• _Problem_: Find the lines containing "Project" and say how many there are, with no other words.

• _Records for the exercise_:

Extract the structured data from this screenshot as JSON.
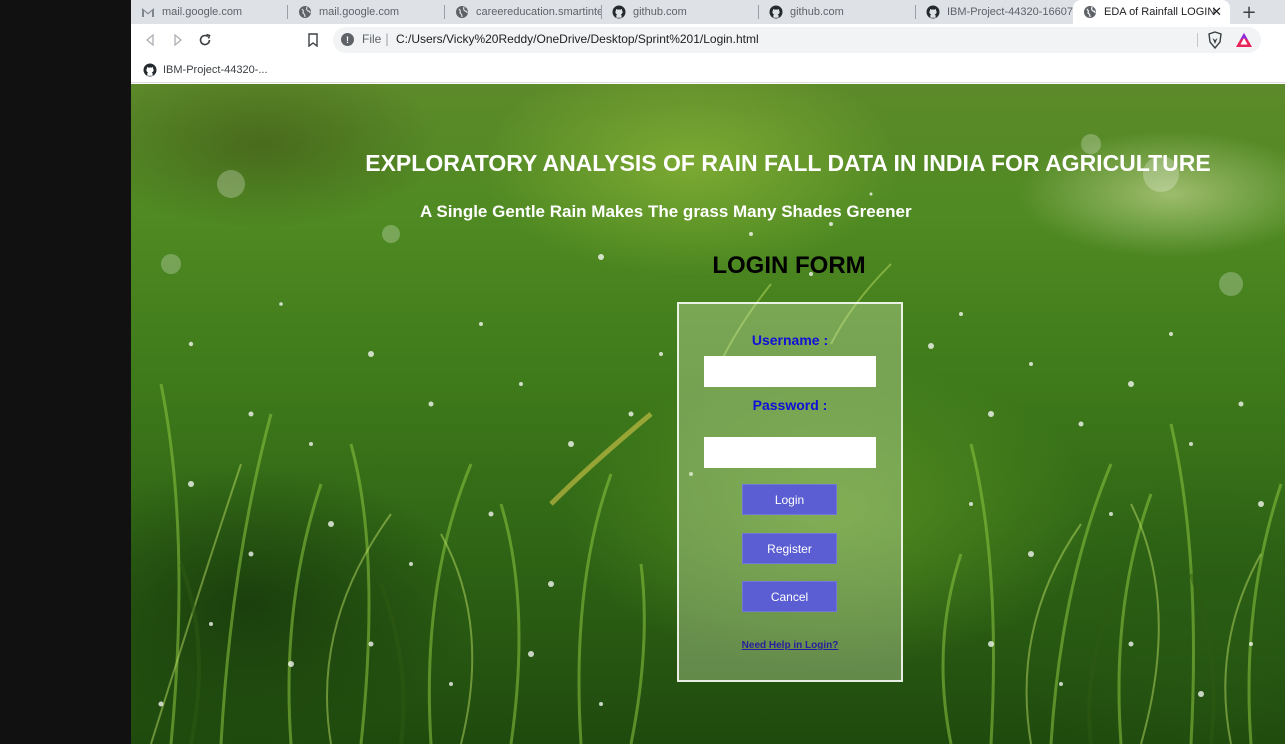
{
  "browser": {
    "tabs": [
      {
        "label": "mail.google.com",
        "icon": "gmail-icon"
      },
      {
        "label": "mail.google.com",
        "icon": "globe-icon"
      },
      {
        "label": "careereducation.smartinter",
        "icon": "globe-icon"
      },
      {
        "label": "github.com",
        "icon": "github-icon"
      },
      {
        "label": "github.com",
        "icon": "github-icon"
      },
      {
        "label": "IBM-Project-44320-16607",
        "icon": "github-icon"
      },
      {
        "label": "EDA of Rainfall LOGIN",
        "icon": "globe-icon",
        "active": true
      }
    ],
    "new_tab": "+",
    "close_tab": "✕",
    "address": {
      "scheme_label": "File",
      "separator": "|",
      "url": "C:/Users/Vicky%20Reddy/OneDrive/Desktop/Sprint%201/Login.html"
    },
    "bookmarks": [
      {
        "label": "IBM-Project-44320-...",
        "icon": "github-icon"
      }
    ]
  },
  "page": {
    "title": "EXPLORATORY ANALYSIS OF RAIN FALL DATA IN INDIA FOR AGRICULTURE",
    "subtitle": "A Single Gentle Rain Makes The grass Many Shades Greener",
    "form_heading": "LOGIN FORM",
    "form": {
      "username_label": "Username :",
      "username_value": "",
      "password_label": "Password :",
      "password_value": "",
      "login_label": "Login",
      "register_label": "Register",
      "cancel_label": "Cancel",
      "help_link": "Need Help in Login?"
    }
  },
  "colors": {
    "label_blue": "#1010d8",
    "button_bg": "#5a5ed2",
    "help_link": "#2a1e9c",
    "tabstrip_bg": "#dee1e6"
  }
}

• _Answer to this problem_: 2